Extracted data entries
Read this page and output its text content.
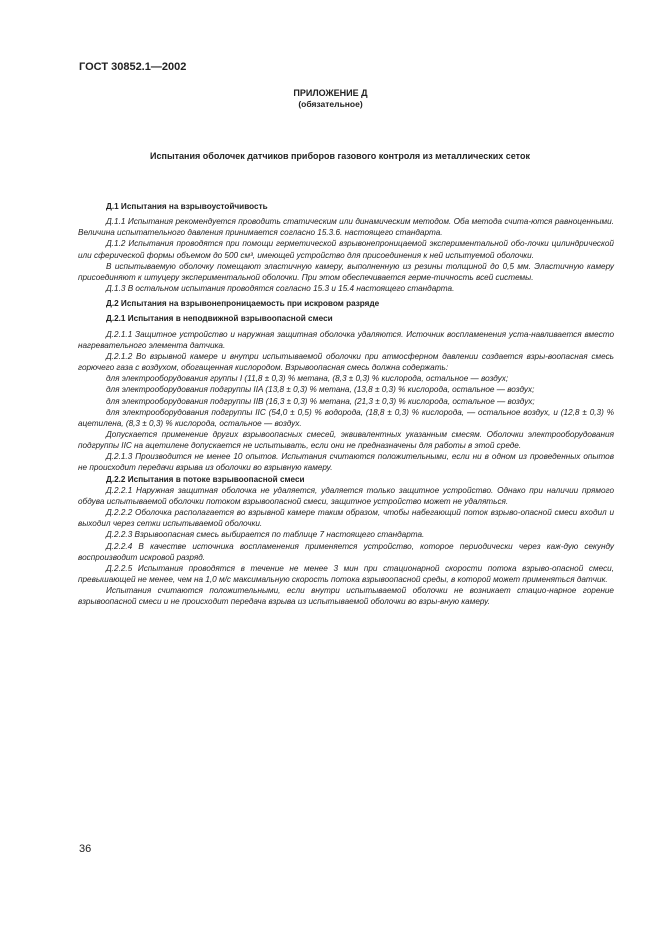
ГОСТ 30852.1—2002
ПРИЛОЖЕНИЕ Д
(обязательное)
Испытания оболочек датчиков приборов газового контроля из металлических сеток

Д.1 Испытания на взрывоустойчивость

Д.1.1 Испытания рекомендуется проводить статическим или динамическим методом. Оба метода счита-ются равноценными. Величина испытательного давления принимается согласно 15.3.6. настоящего стандарта.

Д.1.2 Испытания проводятся при помощи герметической взрывонепроницаемой экспериментальной обо-лочки цилиндрической или сферической формы объемом до 500 см³, имеющей устройство для присоединения к ней испытуемой оболочки.

В испытываемую оболочку помещают эластичную камеру, выполненную из резины толщиной до 0,5 мм. Эластичную камеру присоединяют к штуцеру экспериментальной оболочки. При этом обеспечивается гермe-тичность всей системы.

Д.1.3 В остальном испытания проводятся согласно 15.3 и 15.4 настоящего стандарта.

Д.2 Испытания на взрывонепроницаемость при искровом разряде

Д.2.1 Испытания в неподвижной взрывоопасной смеси

Д.2.1.1 Защитное устройство и наружная защитная оболочка удаляются. Источник воспламенения уста-навливается вместо нагревательного элемента датчика.

Д.2.1.2 Во взрывной камере и внутри испытываемой оболочки при атмосферном давлении создается взры-воопасная смесь горючего газа с воздухом, обогащенная кислородом. Взрывоопасная смесь должна содержать:

для электрооборудования группы I (11,8 ± 0,3) % метана, (8,3 ± 0,3) % кислорода, остальное — воздух;

для электрооборудования подгруппы IIA (13,8 ± 0,3) % метана, (13,8 ± 0,3) % кислорода, остальное — воздух;

для электрооборудования подгруппы IIB (16,3 ± 0,3) % метана, (21,3 ± 0,3) % кислорода, остальное — воздух;

для электрооборудования подгруппы IIC (54,0 ± 0,5) % водорода, (18,8 ± 0,3) % кислорода, — остальное воздух, и (12,8 ± 0,3) % ацетилена, (8,3 ± 0,3) % кислорода, остальное — воздух.

Допускается применение других взрывоопасных смесей, эквивалентных указанным смесям. Оболочки электрооборудования подгруппы IIC на ацетилене допускается не испытывать, если они не предназначены для работы в этой среде.

Д.2.1.3 Производится не менее 10 опытов. Испытания считаются положительными, если ни в одном из проведенных опытов не происходит передачи взрыва из оболочки во взрывную камеру.

Д.2.2 Испытания в потоке взрывоопасной смеси

Д.2.2.1 Наружная защитная оболочка не удаляется, удаляется только защитное устройство. Однако при наличии прямого обдува испытываемой оболочки потоком взрывоопасной смеси, защитное устройство может не удаляться.

Д.2.2.2 Оболочка располагается во взрывной камере таким образом, чтобы набегающий поток взрыво-опасной смеси входил и выходил через сетки испытываемой оболочки.

Д.2.2.3 Взрывоопасная смесь выбирается по таблице 7 настоящего стандарта.

Д.2.2.4 В качестве источника воспламенения применяется устройство, которое периодически через каж-дую секунду воспроизводит искровой разряд.

Д.2.2.5 Испытания проводятся в течение не менее 3 мин при стационарной скорости потока взрыво-опасной смеси, превышающей не менее, чем на 1,0 м/с максимальную скорость потока взрывоопасной среды, в которой может применяться датчик.

Испытания считаются положительными, если внутри испытываемой оболочки не возникает стацио-нарное горение взрывоопасной смеси и не происходит передача взрыва из испытываемой оболочки во взры-вную камеру.

36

Task directions -
Go through the listing above and list every line that has the word "настоящего".

Written solution -
Д.1.1 Испытания рекомендуется проводить статическим или динамическим методом. Оба метода счита-ются равноценными. Величина испытательного давления принимается согласно 15.3.6. настоящего стандарта.
Д.1.3 В остальном испытания проводятся согласно 15.3 и 15.4 настоящего стандарта.
Д.2.2.3 Взрывоопасная смесь выбирается по таблице 7 настоящего стандарта.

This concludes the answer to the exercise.